Data lines:

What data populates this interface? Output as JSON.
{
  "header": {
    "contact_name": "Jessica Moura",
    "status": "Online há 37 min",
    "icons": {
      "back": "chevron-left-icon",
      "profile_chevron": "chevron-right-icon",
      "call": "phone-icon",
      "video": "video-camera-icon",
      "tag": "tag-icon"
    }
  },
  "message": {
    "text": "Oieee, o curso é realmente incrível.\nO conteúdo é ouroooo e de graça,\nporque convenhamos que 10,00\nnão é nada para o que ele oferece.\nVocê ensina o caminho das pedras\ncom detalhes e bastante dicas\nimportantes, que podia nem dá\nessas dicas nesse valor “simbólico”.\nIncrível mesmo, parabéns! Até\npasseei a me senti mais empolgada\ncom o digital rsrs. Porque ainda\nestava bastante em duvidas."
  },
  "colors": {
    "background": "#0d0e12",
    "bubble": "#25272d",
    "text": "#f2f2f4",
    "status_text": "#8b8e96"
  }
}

Written problem: Every entry in the listing must be retyped exactly.

Problem solution:
What data populates this interface? Output as JSON.
{
  "header": {
    "contact_name": "Jessica Moura",
    "status": "Online há 37 min",
    "icons": {
      "back": "chevron-left-icon",
      "profile_chevron": "chevron-right-icon",
      "call": "phone-icon",
      "video": "video-camera-icon",
      "tag": "tag-icon"
    }
  },
  "message": {
    "text": "Oieee, o curso é realmente incrível.\nO conteúdo é ouroooo e de graça,\nporque convenhamos que 10,00\nnão é nada para o que ele oferece.\nVocê ensina o caminho das pedras\ncom detalhes e bastante dicas\nimportantes, que podia nem dá\nessas dicas nesse valor “simbólico”.\nIncrível mesmo, parabéns! Até\npasseei a me senti mais empolgada\ncom o digital rsrs. Porque ainda\nestava bastante em duvidas."
  },
  "colors": {
    "background": "#0d0e12",
    "bubble": "#25272d",
    "text": "#f2f2f4",
    "status_text": "#8b8e96"
  }
}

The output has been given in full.